Record list:
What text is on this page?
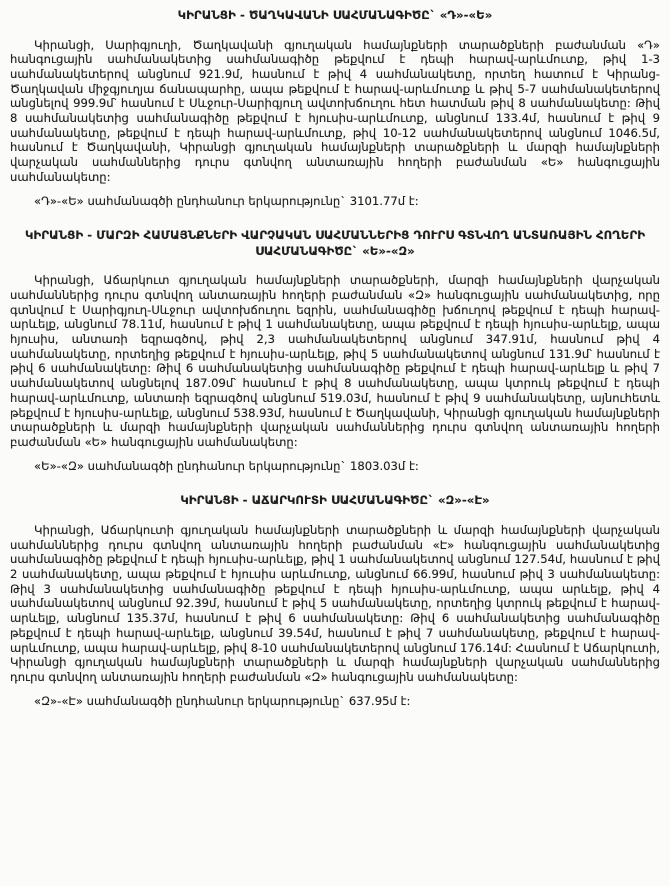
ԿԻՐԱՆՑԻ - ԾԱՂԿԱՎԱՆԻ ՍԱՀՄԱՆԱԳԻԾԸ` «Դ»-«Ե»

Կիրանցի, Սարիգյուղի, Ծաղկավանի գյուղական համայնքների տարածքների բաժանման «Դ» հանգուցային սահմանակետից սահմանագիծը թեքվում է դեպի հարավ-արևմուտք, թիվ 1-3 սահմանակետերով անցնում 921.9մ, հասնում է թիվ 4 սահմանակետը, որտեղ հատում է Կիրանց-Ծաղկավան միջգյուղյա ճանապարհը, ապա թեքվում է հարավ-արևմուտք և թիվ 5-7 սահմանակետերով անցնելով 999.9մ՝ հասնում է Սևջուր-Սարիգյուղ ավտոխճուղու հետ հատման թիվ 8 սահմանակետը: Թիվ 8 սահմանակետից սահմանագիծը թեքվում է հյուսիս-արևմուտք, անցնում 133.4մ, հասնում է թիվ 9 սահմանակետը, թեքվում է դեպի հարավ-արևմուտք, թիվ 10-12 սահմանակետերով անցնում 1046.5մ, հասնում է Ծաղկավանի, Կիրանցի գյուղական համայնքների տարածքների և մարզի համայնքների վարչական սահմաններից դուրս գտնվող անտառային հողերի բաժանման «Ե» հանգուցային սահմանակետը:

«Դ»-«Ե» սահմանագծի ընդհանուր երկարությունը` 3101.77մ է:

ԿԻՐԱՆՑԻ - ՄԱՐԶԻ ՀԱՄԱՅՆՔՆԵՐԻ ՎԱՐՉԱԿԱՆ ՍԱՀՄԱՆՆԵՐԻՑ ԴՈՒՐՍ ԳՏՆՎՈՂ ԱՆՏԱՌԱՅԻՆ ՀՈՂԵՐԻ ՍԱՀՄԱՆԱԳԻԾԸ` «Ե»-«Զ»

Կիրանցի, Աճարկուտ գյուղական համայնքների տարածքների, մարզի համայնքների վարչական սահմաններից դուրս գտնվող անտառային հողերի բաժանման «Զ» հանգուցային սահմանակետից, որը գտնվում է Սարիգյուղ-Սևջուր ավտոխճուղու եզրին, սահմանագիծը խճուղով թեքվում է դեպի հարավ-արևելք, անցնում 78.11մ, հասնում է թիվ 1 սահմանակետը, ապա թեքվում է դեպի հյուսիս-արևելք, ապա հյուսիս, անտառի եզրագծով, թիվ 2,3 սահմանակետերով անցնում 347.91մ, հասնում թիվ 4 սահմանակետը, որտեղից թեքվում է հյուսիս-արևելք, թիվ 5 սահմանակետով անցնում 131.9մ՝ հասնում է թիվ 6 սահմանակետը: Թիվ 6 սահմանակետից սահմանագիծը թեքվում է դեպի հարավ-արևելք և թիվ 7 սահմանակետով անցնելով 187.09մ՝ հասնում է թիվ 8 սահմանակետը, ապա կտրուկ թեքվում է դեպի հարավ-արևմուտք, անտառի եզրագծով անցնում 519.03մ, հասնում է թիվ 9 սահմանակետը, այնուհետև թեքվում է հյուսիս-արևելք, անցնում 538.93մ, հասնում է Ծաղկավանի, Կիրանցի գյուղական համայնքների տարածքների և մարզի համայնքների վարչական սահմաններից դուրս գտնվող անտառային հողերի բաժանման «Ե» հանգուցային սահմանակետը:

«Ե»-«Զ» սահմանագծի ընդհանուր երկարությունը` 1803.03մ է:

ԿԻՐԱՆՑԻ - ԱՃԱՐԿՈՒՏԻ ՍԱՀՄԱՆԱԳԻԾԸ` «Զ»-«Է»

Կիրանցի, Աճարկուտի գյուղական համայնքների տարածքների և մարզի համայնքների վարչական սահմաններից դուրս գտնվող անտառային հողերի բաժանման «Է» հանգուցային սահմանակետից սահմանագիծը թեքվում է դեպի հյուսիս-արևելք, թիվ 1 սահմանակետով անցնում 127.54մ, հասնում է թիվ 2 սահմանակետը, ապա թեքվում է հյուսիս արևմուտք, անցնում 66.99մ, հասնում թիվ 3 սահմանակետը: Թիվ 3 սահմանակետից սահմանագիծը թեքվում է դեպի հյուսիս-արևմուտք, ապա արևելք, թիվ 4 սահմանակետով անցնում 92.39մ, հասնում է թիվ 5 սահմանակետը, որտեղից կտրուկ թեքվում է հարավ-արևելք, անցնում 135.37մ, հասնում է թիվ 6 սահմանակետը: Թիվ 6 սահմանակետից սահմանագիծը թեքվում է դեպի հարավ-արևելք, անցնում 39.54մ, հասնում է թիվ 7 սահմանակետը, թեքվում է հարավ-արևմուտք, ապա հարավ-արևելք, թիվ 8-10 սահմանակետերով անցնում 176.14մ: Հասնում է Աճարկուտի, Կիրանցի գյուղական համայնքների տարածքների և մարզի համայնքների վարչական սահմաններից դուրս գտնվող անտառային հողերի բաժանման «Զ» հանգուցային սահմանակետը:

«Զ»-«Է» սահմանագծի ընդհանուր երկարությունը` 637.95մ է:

==

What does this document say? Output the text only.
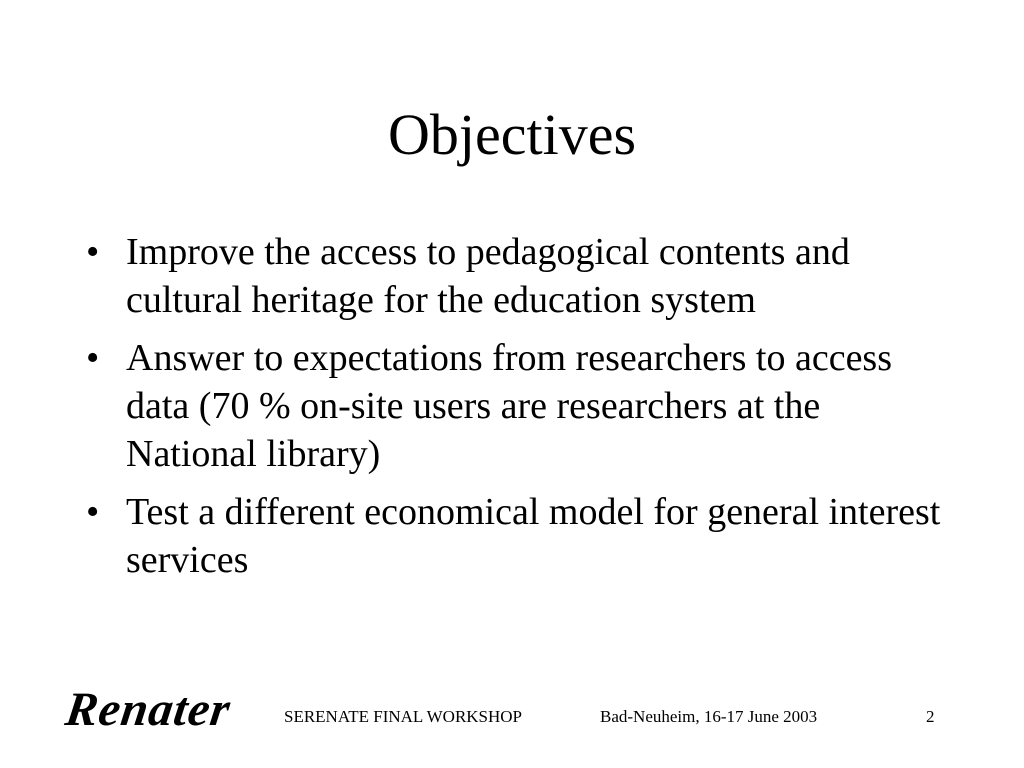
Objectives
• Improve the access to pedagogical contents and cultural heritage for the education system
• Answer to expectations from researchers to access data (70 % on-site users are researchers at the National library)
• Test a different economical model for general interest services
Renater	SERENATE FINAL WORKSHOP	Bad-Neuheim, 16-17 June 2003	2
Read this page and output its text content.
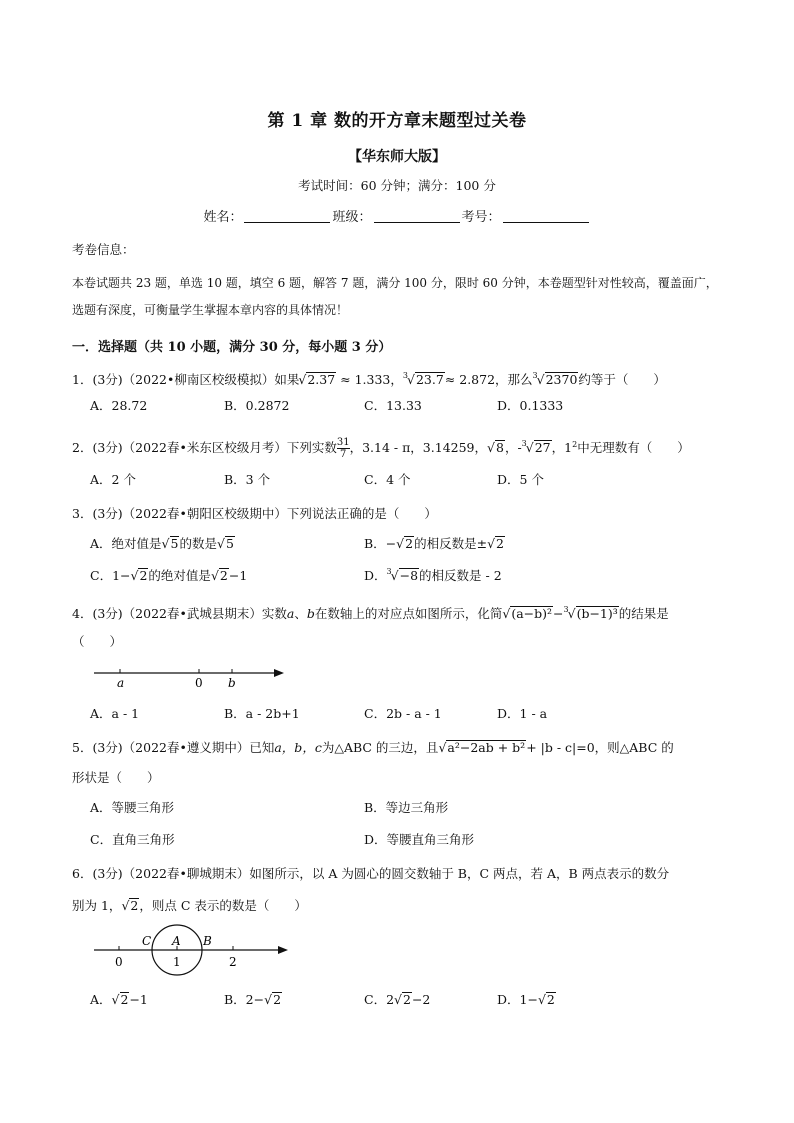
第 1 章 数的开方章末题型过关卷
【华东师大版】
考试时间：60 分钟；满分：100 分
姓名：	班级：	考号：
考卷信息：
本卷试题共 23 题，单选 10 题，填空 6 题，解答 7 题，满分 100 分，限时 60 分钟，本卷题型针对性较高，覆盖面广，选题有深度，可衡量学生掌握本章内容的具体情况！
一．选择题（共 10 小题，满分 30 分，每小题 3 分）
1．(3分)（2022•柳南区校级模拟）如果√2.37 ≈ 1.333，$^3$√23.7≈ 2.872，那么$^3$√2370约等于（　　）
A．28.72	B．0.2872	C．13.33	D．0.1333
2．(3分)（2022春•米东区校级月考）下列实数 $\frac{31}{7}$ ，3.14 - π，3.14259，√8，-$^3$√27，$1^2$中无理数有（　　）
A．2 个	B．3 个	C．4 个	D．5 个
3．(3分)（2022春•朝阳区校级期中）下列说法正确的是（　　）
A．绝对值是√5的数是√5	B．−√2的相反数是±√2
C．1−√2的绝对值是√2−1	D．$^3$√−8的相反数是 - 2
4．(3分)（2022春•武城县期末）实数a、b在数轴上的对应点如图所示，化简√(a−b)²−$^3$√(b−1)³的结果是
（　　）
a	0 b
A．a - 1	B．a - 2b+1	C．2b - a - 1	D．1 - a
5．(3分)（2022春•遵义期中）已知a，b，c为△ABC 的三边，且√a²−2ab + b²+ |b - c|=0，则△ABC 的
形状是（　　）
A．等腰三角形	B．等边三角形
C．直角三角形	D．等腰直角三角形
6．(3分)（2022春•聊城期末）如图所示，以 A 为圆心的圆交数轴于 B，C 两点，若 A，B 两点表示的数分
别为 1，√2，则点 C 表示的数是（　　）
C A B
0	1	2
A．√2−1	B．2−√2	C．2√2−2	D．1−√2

Job: Go through the material and select each line with the string "What" in it.

Final result:
What text is on this page?
What does this document say? Output the text only.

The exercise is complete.